▶ Task description:
Write the next part of the explanation of C strings and char arrays, starting right after its final sentence.

▶ Excerpt provided:
================================
To have each element be a string of characters, you need to declare your array in the following way:
char string_array[3][3][256];
I am not sure this is what you want to do though. Mw feeling is that you want an array of 3 elements where each element is a string. In that case, [3] is hardly enough, your strings will have to be less than two characters (the third being reserved for the terminating zero).
Strings aren't a type. They're a value pattern, like if you say an int stores a multiple of ten, then it ends in 0... If you say an array of char stores a string, then it ends at the first '\0', see? We can store multiples of ten in different kinds of integer variables, and likewise for strings.
Strings are patterns of values, not types. When choosing which integer type we want to use, we consider the range for integers. We choose int for small integer values (less than 32768), long for larger values (less than 2147483648) or long long for values larger than that. As a result, we choose the correct type of integer depending on the multiple of ten we expect. Likewise for strings, we need to make sure we have enough memory for the characters in the string followed by the '\0' at the end.
================================
▶ Data extract:

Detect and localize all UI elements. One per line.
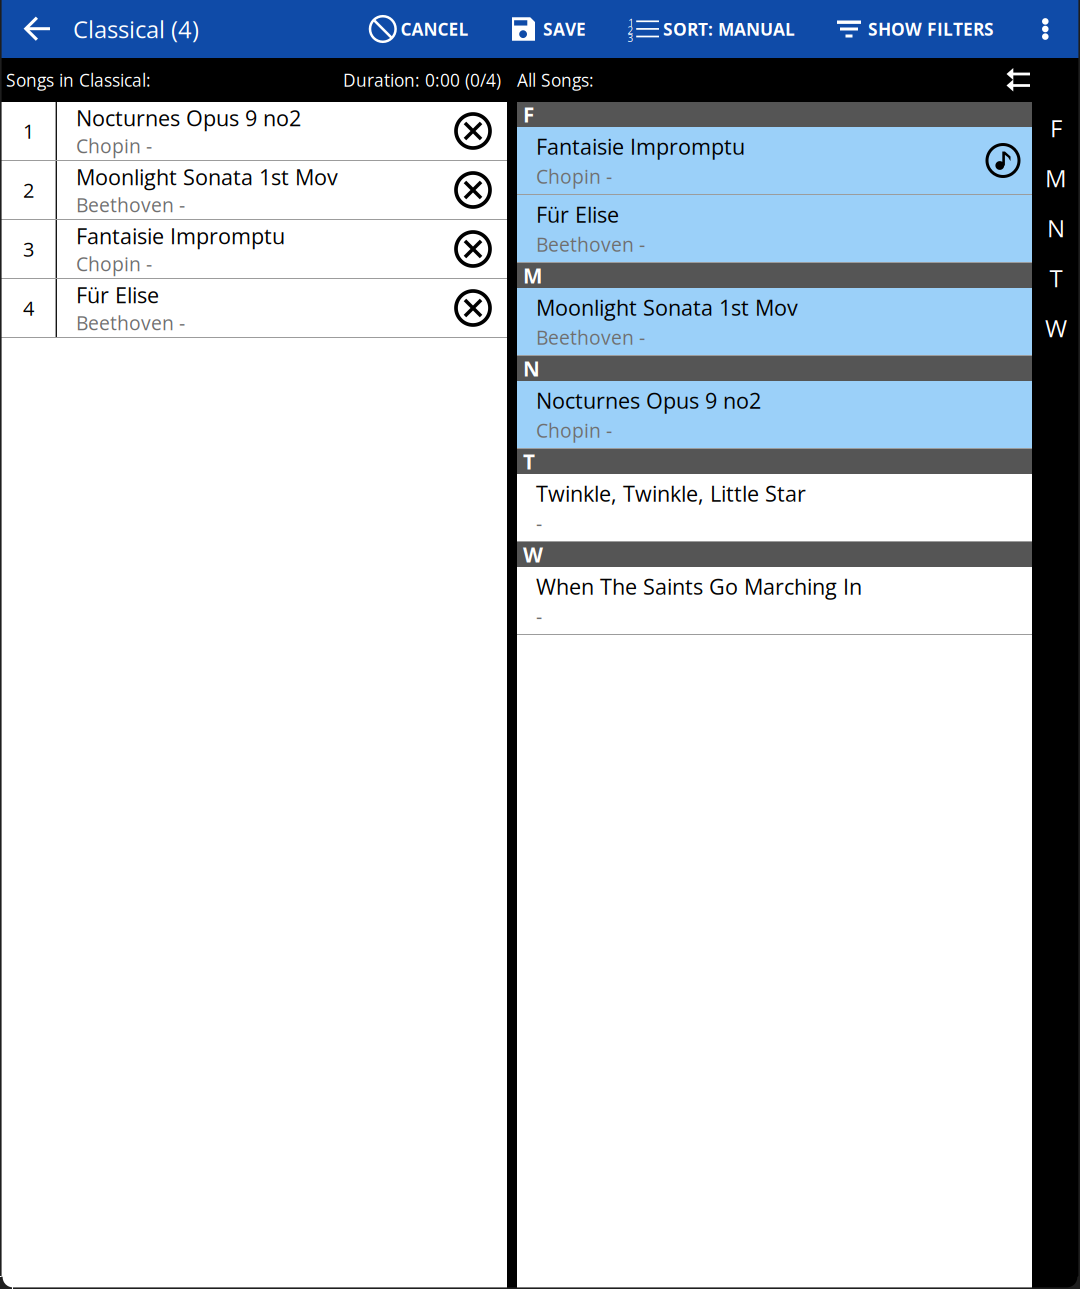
================================
▶ Answer to this exercise:
The character &c_array[x][y] only has enough memory for 0 characters followed by a '\0' at the end; it's only useful for storing an empty string. Perhaps you meant to declare c_array like this:
char c_array[3][3][256];
In this case, scanf expects %s to correspond to an argument of the type char *... but as your compiler will probably warn you, &c_array[x][y] will have the type char (*)[256]. If you want to fix that warning, you'll need to remove the & from your scanf code:
if (scanf("%s", c_array[x][y]) != 1) {
/* XXX: Handle an error here, *
* e.g. by exiting or returning or something */
}
While we're on that topic, you'll notice that I removed the redundant space; %s already performs the functionality that the format directive would perform. I also wrote code to check the return value of scanf, as you should...
Remember how we spoke about choosing the types of integers that we use to store data? One other consideration is whether or not the data we intend to store can be negative. Consider this: In your code, should x and y be able to store negative values? What sense does a negative array index make? It is advisable that all array indexes be declared as size_t. When you use printf to print a size_t value, you'll want to use the %zu format specifier rather than %d.
char c_name[256];
/* ... */
printf("The string is %s\n",c_name);
Now, if the string is stored into c_array[x][y], then what is the point of c_name? That's an unnecessary variable. Use c_array[x][y], instead.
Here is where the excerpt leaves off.